** GIVEN REQUEST **
Copy all records verbatim.
------------------------------------------------------------------------
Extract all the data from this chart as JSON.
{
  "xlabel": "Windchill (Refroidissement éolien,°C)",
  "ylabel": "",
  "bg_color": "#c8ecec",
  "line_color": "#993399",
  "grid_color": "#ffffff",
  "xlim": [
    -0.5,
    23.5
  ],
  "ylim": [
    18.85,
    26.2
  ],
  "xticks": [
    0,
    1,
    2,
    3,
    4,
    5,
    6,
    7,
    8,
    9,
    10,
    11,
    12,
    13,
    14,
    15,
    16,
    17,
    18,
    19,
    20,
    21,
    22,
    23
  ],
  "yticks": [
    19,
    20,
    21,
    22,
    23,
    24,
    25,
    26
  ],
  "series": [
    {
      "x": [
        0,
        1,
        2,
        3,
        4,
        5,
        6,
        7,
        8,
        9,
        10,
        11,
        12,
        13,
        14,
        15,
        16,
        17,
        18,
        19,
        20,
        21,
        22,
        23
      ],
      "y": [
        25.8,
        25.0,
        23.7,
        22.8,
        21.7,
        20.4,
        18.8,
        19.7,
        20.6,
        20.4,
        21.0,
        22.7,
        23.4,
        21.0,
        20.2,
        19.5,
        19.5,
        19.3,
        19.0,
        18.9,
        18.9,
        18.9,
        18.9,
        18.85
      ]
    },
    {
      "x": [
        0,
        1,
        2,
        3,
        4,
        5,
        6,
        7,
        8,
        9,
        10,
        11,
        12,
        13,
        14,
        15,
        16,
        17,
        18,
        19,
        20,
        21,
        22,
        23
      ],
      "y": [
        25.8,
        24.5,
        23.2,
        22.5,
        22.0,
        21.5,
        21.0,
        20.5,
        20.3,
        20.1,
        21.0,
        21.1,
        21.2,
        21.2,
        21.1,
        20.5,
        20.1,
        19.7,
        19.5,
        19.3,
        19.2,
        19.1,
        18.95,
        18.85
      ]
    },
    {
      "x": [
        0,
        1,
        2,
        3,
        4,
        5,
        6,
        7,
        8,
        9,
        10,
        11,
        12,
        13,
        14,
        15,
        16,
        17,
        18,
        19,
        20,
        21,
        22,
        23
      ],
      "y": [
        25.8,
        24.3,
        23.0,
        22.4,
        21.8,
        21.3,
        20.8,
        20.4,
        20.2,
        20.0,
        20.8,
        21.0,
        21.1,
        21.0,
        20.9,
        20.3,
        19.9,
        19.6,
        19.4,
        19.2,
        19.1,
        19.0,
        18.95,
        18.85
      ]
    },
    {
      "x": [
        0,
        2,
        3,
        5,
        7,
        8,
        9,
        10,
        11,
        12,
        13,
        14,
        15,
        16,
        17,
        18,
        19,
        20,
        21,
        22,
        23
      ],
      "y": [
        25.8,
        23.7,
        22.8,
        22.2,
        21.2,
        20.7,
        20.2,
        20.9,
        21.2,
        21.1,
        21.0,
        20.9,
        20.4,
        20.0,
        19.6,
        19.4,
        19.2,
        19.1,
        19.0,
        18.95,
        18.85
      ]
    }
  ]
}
------------------------------------------------------------------------
** THE ANSWER **
Extract all the data from this chart as JSON.
{
  "xlabel": "Windchill (Refroidissement éolien,°C)",
  "ylabel": "",
  "bg_color": "#c8ecec",
  "line_color": "#993399",
  "grid_color": "#ffffff",
  "xlim": [
    -0.5,
    23.5
  ],
  "ylim": [
    18.85,
    26.2
  ],
  "xticks": [
    0,
    1,
    2,
    3,
    4,
    5,
    6,
    7,
    8,
    9,
    10,
    11,
    12,
    13,
    14,
    15,
    16,
    17,
    18,
    19,
    20,
    21,
    22,
    23
  ],
  "yticks": [
    19,
    20,
    21,
    22,
    23,
    24,
    25,
    26
  ],
  "series": [
    {
      "x": [
        0,
        1,
        2,
        3,
        4,
        5,
        6,
        7,
        8,
        9,
        10,
        11,
        12,
        13,
        14,
        15,
        16,
        17,
        18,
        19,
        20,
        21,
        22,
        23
      ],
      "y": [
        25.8,
        25.0,
        23.7,
        22.8,
        21.7,
        20.4,
        18.8,
        19.7,
        20.6,
        20.4,
        21.0,
        22.7,
        23.4,
        21.0,
        20.2,
        19.5,
        19.5,
        19.3,
        19.0,
        18.9,
        18.9,
        18.9,
        18.9,
        18.85
      ]
    },
    {
      "x": [
        0,
        1,
        2,
        3,
        4,
        5,
        6,
        7,
        8,
        9,
        10,
        11,
        12,
        13,
        14,
        15,
        16,
        17,
        18,
        19,
        20,
        21,
        22,
        23
      ],
      "y": [
        25.8,
        24.5,
        23.2,
        22.5,
        22.0,
        21.5,
        21.0,
        20.5,
        20.3,
        20.1,
        21.0,
        21.1,
        21.2,
        21.2,
        21.1,
        20.5,
        20.1,
        19.7,
        19.5,
        19.3,
        19.2,
        19.1,
        18.95,
        18.85
      ]
    },
    {
      "x": [
        0,
        1,
        2,
        3,
        4,
        5,
        6,
        7,
        8,
        9,
        10,
        11,
        12,
        13,
        14,
        15,
        16,
        17,
        18,
        19,
        20,
        21,
        22,
        23
      ],
      "y": [
        25.8,
        24.3,
        23.0,
        22.4,
        21.8,
        21.3,
        20.8,
        20.4,
        20.2,
        20.0,
        20.8,
        21.0,
        21.1,
        21.0,
        20.9,
        20.3,
        19.9,
        19.6,
        19.4,
        19.2,
        19.1,
        19.0,
        18.95,
        18.85
      ]
    },
    {
      "x": [
        0,
        2,
        3,
        5,
        7,
        8,
        9,
        10,
        11,
        12,
        13,
        14,
        15,
        16,
        17,
        18,
        19,
        20,
        21,
        22,
        23
      ],
      "y": [
        25.8,
        23.7,
        22.8,
        22.2,
        21.2,
        20.7,
        20.2,
        20.9,
        21.2,
        21.1,
        21.0,
        20.9,
        20.4,
        20.0,
        19.6,
        19.4,
        19.2,
        19.1,
        19.0,
        18.95,
        18.85
      ]
    }
  ]
}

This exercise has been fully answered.